What you are asked to do: Going through the material below, please gather all lines with the word "color" in them.

(Records from a collection of figures)

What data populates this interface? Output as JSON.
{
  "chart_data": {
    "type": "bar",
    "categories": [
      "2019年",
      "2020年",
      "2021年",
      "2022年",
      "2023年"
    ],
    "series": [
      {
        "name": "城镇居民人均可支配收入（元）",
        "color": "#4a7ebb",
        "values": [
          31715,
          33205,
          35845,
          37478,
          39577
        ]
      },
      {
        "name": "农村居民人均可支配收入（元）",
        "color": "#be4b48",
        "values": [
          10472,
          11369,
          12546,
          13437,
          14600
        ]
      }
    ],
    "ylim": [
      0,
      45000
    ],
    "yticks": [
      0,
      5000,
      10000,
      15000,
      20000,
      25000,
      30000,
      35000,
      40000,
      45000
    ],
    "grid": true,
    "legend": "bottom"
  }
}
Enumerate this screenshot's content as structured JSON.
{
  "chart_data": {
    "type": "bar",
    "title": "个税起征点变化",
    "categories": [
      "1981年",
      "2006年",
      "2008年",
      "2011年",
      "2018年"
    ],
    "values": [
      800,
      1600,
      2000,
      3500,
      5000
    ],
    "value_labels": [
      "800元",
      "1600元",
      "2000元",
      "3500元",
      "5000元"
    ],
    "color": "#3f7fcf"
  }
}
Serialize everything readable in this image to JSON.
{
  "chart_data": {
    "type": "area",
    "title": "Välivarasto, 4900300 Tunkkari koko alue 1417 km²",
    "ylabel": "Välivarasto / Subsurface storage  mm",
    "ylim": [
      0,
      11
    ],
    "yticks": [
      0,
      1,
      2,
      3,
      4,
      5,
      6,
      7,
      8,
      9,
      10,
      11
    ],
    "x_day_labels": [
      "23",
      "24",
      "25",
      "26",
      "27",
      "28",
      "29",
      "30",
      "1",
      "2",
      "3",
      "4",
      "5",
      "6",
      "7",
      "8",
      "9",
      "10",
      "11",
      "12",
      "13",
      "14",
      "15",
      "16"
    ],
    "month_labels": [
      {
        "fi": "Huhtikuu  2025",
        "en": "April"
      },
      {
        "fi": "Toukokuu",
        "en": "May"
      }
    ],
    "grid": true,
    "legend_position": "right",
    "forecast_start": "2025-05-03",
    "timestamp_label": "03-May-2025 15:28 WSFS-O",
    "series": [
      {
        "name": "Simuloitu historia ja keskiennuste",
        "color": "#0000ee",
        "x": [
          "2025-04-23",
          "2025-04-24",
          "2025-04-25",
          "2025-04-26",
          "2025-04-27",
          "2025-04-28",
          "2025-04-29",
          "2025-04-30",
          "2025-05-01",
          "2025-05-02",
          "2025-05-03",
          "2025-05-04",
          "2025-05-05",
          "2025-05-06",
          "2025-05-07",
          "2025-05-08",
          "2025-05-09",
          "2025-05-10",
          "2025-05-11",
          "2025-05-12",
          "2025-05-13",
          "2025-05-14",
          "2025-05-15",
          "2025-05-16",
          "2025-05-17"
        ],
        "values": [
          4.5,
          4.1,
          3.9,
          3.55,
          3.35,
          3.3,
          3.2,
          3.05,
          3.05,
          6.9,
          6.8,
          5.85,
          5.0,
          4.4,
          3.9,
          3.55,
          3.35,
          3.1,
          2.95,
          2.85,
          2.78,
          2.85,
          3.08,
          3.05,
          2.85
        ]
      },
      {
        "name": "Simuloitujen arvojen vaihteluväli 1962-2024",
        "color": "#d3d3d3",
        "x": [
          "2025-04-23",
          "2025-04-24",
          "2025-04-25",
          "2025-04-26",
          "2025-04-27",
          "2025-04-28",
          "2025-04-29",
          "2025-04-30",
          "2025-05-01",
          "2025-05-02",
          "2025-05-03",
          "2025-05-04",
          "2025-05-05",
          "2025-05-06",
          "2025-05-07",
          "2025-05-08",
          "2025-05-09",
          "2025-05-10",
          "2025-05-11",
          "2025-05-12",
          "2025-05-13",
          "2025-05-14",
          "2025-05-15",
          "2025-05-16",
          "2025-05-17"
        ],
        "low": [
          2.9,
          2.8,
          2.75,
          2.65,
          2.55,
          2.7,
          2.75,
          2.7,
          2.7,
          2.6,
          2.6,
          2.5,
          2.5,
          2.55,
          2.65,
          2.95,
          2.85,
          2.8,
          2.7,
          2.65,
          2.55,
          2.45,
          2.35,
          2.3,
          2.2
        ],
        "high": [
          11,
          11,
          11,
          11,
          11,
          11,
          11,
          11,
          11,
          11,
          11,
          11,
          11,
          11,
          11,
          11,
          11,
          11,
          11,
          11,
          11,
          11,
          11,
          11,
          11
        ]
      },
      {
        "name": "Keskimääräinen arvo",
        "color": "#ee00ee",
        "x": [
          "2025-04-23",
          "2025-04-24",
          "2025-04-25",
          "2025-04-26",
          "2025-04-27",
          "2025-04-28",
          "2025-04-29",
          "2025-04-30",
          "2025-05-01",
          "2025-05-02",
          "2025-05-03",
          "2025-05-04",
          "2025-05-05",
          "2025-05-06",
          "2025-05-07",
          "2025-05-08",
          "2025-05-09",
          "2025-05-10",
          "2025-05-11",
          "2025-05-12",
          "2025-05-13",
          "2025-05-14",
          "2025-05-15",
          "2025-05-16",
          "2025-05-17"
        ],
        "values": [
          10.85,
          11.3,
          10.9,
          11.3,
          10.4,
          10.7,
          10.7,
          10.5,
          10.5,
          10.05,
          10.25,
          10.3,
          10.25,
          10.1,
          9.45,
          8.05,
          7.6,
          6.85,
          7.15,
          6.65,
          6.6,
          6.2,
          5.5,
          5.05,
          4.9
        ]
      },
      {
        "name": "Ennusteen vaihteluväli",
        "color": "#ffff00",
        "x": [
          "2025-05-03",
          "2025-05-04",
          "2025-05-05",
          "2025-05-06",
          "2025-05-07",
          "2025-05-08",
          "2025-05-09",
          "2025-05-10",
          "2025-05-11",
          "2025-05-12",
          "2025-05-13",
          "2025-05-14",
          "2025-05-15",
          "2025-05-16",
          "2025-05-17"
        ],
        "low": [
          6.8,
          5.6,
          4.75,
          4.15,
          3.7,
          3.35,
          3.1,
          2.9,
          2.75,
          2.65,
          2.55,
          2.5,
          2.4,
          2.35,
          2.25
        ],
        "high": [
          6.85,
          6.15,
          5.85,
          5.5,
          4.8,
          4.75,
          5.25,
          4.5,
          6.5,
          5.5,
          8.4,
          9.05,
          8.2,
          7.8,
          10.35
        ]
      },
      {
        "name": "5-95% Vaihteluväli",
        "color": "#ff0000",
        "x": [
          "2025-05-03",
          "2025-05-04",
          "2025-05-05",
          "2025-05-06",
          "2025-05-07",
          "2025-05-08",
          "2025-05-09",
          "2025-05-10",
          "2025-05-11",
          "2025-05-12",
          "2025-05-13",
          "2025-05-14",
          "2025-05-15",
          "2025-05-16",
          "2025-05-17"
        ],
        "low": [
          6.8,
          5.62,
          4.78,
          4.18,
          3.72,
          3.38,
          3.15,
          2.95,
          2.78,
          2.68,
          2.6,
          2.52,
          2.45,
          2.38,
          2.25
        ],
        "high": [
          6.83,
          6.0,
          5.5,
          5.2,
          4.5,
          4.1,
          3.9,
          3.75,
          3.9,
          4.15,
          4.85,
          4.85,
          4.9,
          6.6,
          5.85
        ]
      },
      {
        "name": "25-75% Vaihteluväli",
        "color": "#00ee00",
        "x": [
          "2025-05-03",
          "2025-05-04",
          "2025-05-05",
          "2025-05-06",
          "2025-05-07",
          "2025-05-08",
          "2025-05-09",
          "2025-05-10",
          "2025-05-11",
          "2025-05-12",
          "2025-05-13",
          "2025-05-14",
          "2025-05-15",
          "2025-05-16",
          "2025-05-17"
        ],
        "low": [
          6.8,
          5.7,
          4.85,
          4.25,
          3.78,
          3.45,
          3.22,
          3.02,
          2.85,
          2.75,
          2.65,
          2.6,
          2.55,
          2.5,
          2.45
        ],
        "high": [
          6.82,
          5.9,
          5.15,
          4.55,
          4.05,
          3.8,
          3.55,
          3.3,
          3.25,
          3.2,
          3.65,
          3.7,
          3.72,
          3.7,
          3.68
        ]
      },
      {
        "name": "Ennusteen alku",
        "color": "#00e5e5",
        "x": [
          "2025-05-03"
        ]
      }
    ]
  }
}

Written reply:
        "color": "#4a7ebb",
        "color": "#be4b48",
    "color": "#3f7fcf"
        "color": "#0000ee",
        "color": "#d3d3d3",
        "color": "#ee00ee",
        "color": "#ffff00",
        "color": "#ff0000",
        "color": "#00ee00",
        "color": "#00e5e5",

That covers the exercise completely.